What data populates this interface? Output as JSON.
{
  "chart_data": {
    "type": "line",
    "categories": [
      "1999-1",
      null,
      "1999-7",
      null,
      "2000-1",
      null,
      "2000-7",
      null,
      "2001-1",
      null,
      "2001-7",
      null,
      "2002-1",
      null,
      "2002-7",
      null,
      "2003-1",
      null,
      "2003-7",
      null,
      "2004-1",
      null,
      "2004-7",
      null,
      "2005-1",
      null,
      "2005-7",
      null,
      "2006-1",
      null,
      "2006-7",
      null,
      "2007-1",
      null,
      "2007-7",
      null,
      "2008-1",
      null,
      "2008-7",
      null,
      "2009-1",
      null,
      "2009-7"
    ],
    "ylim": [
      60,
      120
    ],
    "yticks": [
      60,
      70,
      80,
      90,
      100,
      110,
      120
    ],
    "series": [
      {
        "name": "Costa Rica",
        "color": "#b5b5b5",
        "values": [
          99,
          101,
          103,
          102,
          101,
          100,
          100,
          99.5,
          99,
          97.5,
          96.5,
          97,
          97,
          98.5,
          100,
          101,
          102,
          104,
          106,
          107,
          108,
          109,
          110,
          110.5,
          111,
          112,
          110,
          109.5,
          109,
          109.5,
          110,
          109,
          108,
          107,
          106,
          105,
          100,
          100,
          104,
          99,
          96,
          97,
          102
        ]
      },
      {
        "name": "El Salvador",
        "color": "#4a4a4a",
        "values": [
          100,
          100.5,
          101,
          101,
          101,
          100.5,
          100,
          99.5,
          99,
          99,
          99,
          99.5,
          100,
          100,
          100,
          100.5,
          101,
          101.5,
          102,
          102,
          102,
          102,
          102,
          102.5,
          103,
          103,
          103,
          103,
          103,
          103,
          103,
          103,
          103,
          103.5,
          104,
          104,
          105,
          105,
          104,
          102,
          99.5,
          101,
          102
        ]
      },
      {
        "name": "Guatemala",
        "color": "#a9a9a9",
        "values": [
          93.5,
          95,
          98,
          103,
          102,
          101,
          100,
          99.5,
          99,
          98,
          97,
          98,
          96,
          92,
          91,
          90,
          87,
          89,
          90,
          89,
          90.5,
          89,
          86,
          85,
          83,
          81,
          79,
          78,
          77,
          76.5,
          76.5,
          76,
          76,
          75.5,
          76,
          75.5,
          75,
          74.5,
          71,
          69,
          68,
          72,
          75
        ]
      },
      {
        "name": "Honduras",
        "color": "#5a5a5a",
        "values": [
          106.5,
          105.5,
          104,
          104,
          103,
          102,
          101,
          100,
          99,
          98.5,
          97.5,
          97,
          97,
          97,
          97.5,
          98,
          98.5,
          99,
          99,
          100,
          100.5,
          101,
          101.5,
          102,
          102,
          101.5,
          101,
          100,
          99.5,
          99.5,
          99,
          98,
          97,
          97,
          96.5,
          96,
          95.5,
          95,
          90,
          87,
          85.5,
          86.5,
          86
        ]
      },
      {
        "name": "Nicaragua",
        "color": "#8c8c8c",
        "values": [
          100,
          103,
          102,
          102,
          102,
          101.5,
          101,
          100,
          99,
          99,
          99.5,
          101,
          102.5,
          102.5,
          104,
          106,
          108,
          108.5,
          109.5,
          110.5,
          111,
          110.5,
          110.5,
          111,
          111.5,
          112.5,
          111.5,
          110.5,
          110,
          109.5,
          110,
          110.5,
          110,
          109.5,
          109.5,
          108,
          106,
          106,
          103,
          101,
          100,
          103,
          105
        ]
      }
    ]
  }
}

***

* _Description of the task_: Tally the lines of the records holding the word "name", then give only the resulting number.

* _Response for this exercise_: 5